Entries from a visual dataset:

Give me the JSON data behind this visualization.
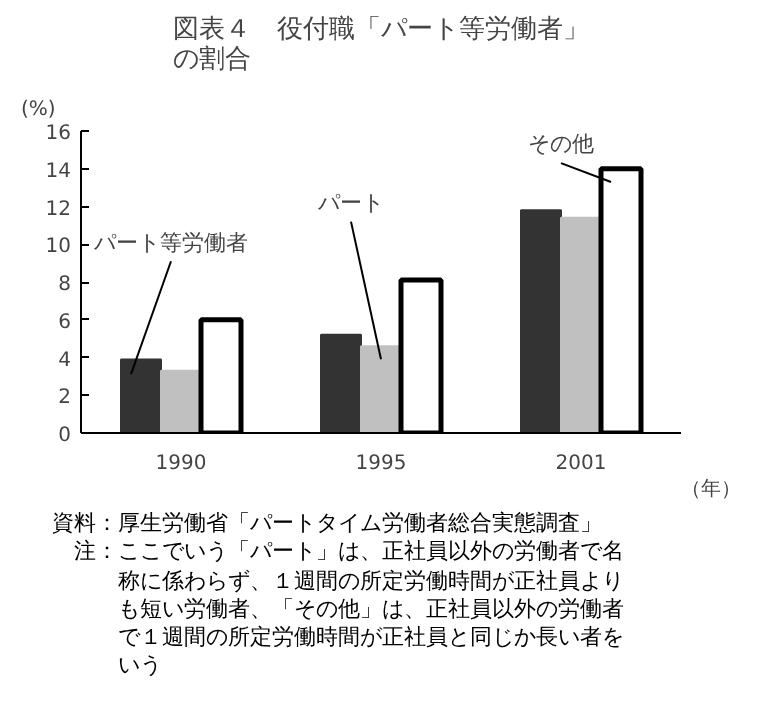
{
  "chart_data": {
    "type": "bar",
    "title": "図表４　役付職「パート等労働者」の割合",
    "ylabel": "(%)",
    "xlabel": "（年）",
    "categories": [
      "1990",
      "1995",
      "2001"
    ],
    "series": [
      {
        "name": "パート等労働者",
        "color": "#333333",
        "values": [
          3.9,
          5.2,
          11.8
        ]
      },
      {
        "name": "パート",
        "color": "#c0c0c0",
        "values": [
          3.3,
          4.6,
          11.4
        ]
      },
      {
        "name": "その他",
        "color": "#ffffff",
        "values": [
          6.0,
          8.1,
          14.0
        ]
      }
    ],
    "ylim": [
      0,
      16
    ],
    "yticks": [
      0,
      2,
      4,
      6,
      8,
      10,
      12,
      14,
      16
    ],
    "grid": false,
    "annotations": [
      "資料：厚生労働省「パートタイム労働者総合実態調査」",
      "注：ここでいう「パート」は、正社員以外の労働者で名称に係わらず、１週間の所定労働時間が正社員よりも短い労働者、「その他」は、正社員以外の労働者で１週間の所定労働時間が正社員と同じか長い者をいう"
    ]
  }
}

Problem to solve -> Apart from the pictures, the entries above are to be repeated in full and exactly.

Task output ->
Give me the JSON data behind this visualization.
{
  "chart_data": {
    "type": "bar",
    "title": "図表４　役付職「パート等労働者」の割合",
    "ylabel": "(%)",
    "xlabel": "（年）",
    "categories": [
      "1990",
      "1995",
      "2001"
    ],
    "series": [
      {
        "name": "パート等労働者",
        "color": "#333333",
        "values": [
          3.9,
          5.2,
          11.8
        ]
      },
      {
        "name": "パート",
        "color": "#c0c0c0",
        "values": [
          3.3,
          4.6,
          11.4
        ]
      },
      {
        "name": "その他",
        "color": "#ffffff",
        "values": [
          6.0,
          8.1,
          14.0
        ]
      }
    ],
    "ylim": [
      0,
      16
    ],
    "yticks": [
      0,
      2,
      4,
      6,
      8,
      10,
      12,
      14,
      16
    ],
    "grid": false,
    "annotations": [
      "資料：厚生労働省「パートタイム労働者総合実態調査」",
      "注：ここでいう「パート」は、正社員以外の労働者で名称に係わらず、１週間の所定労働時間が正社員よりも短い労働者、「その他」は、正社員以外の労働者で１週間の所定労働時間が正社員と同じか長い者をいう"
    ]
  }
}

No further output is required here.